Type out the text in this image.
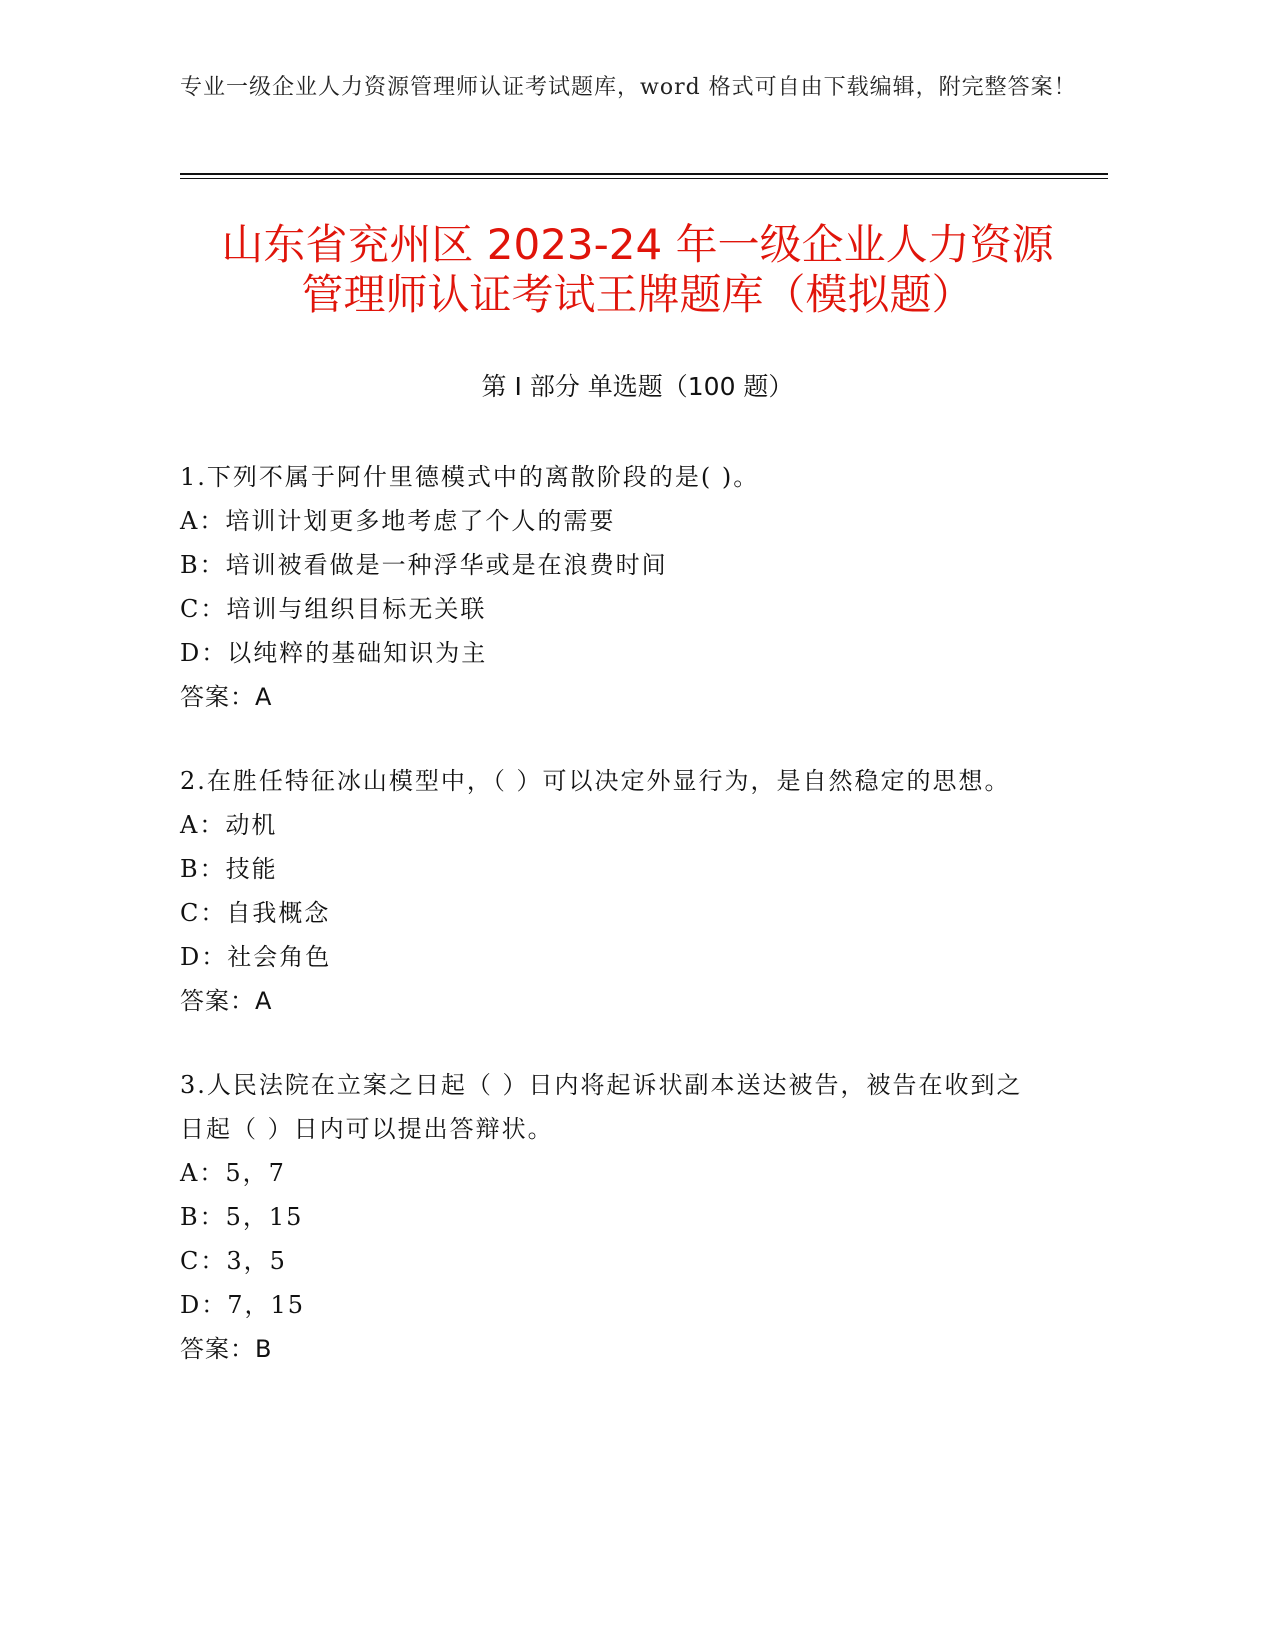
专业一级企业人力资源管理师认证考试题库，word 格式可自由下载编辑，附完整答案！
山东省兖州区 2023-24 年一级企业人力资源
管理师认证考试王牌题库（模拟题）
第 I 部分 单选题（100 题）
1.下列不属于阿什里德模式中的离散阶段的是( )。
A：培训计划更多地考虑了个人的需要
B：培训被看做是一种浮华或是在浪费时间
C：培训与组织目标无关联
D：以纯粹的基础知识为主
答案：A
2.在胜任特征冰山模型中，（ ）可以决定外显行为，是自然稳定的思想。
A：动机
B：技能
C：自我概念
D：社会角色
答案：A
3.人民法院在立案之日起（ ）日内将起诉状副本送达被告，被告在收到之日起（ ）日内可以提出答辩状。
A：5，7
B：5，15
C：3，5
D：7，15
答案：B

» **Objective**: All records must be output exactly as they are, except for the pictures, which are left out.

» **Exercise response**:
Type out the text in this image.
专业一级企业人力资源管理师认证考试题库，word 格式可自由下载编辑，附完整答案！
山东省兖州区 2023-24 年一级企业人力资源
管理师认证考试王牌题库（模拟题）
第 I 部分 单选题（100 题）
1.下列不属于阿什里德模式中的离散阶段的是( )。
A：培训计划更多地考虑了个人的需要
B：培训被看做是一种浮华或是在浪费时间
C：培训与组织目标无关联
D：以纯粹的基础知识为主
答案：A
2.在胜任特征冰山模型中，（ ）可以决定外显行为，是自然稳定的思想。
A：动机
B：技能
C：自我概念
D：社会角色
答案：A
3.人民法院在立案之日起（ ）日内将起诉状副本送达被告，被告在收到之日起（ ）日内可以提出答辩状。
A：5，7
B：5，15
C：3，5
D：7，15
答案：B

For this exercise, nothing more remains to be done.